** Start **

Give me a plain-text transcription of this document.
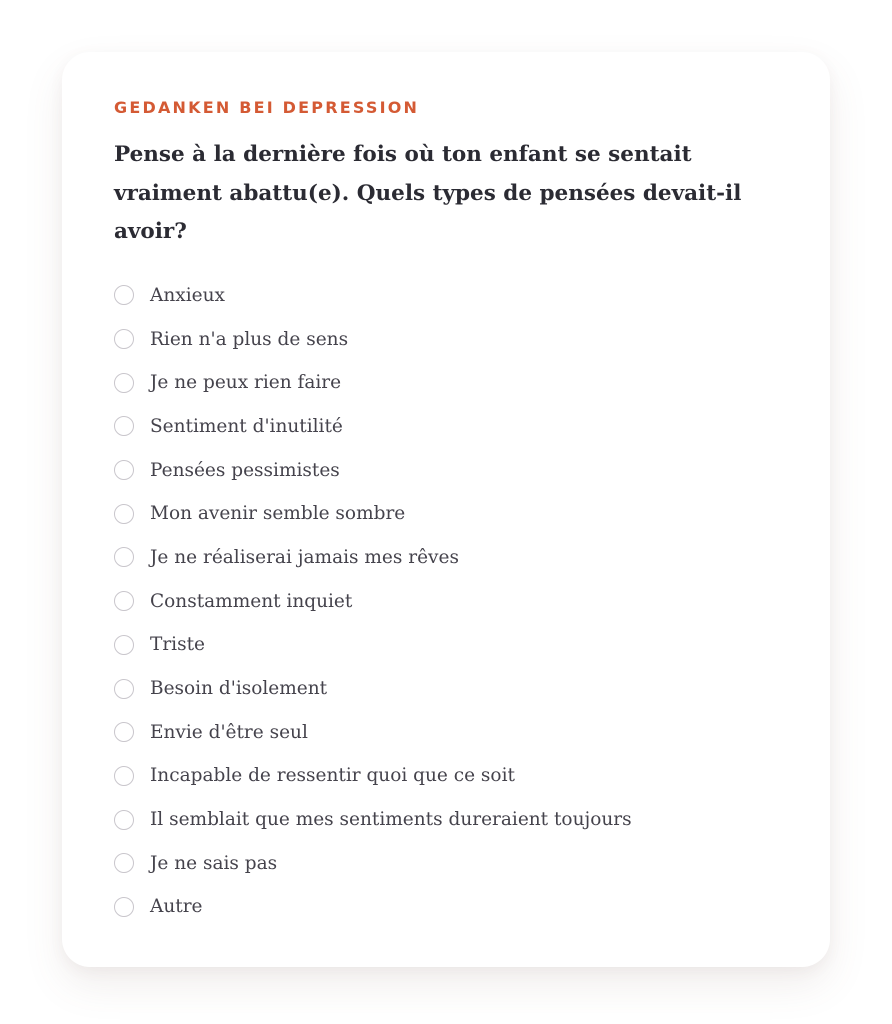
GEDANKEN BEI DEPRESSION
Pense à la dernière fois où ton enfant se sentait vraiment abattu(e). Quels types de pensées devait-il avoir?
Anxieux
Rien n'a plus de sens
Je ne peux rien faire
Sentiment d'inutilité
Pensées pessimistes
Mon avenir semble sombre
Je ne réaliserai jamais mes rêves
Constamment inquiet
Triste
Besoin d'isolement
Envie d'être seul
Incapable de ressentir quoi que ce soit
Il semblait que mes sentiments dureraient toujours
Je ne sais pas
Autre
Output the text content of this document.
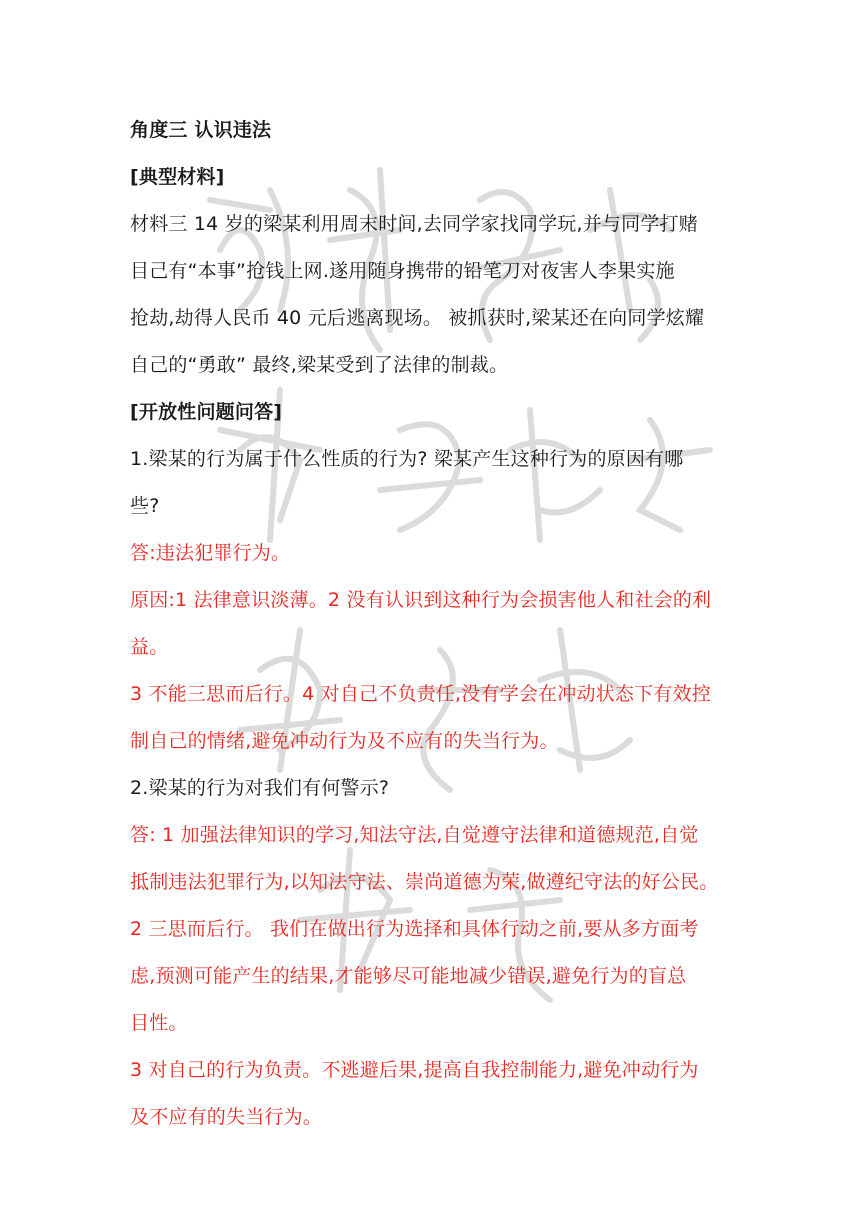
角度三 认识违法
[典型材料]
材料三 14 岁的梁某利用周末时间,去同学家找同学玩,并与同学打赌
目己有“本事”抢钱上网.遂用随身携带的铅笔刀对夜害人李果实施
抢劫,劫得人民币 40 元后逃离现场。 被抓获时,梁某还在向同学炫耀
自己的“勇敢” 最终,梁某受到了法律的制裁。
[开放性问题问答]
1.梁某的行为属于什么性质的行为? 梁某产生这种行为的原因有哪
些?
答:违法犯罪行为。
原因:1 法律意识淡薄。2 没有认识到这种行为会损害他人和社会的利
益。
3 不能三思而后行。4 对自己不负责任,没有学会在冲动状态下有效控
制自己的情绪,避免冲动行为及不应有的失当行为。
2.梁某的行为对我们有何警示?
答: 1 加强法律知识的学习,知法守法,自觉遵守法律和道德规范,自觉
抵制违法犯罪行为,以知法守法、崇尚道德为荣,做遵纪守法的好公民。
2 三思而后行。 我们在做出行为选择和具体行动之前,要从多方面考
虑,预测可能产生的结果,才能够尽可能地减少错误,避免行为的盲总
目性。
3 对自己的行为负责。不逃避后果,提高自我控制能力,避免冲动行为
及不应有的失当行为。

** End **
** Start **

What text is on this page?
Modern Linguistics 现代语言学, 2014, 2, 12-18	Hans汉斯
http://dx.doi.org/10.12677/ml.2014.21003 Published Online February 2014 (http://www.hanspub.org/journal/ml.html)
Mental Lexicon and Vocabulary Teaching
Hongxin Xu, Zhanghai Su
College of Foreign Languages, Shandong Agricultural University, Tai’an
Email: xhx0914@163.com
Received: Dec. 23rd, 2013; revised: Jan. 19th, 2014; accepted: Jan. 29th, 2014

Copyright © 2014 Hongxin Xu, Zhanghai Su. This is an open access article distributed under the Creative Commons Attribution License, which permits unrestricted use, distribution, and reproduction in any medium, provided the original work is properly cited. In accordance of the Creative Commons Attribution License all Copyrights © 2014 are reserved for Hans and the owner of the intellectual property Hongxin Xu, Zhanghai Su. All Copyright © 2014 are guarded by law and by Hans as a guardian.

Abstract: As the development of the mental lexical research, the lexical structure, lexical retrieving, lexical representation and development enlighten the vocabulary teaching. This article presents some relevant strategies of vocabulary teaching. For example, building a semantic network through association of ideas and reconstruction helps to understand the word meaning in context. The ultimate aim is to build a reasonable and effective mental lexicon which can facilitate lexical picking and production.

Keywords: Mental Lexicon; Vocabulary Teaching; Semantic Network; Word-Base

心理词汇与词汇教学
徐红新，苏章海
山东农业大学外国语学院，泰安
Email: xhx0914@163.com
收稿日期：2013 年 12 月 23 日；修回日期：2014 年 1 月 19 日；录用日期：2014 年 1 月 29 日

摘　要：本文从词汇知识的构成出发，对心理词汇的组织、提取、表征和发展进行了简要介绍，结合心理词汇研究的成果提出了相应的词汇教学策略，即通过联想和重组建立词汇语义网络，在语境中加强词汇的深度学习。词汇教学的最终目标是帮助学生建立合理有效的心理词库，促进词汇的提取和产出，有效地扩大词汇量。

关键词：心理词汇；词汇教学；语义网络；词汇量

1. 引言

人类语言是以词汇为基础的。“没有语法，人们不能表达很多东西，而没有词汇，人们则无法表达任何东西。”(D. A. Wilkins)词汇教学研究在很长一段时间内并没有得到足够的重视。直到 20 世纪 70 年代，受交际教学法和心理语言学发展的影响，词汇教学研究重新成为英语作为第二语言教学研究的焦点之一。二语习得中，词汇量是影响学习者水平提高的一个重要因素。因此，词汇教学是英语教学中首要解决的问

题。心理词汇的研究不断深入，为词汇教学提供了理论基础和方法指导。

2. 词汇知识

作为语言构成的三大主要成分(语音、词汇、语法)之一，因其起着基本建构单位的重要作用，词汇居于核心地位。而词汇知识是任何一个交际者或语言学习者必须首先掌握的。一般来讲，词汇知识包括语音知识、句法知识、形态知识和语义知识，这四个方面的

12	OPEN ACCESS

** End **

■ Exercise directions: Work out the number of lines in this listing that include the word "document". Reply with that number only.

■ Reply to the exercise: 2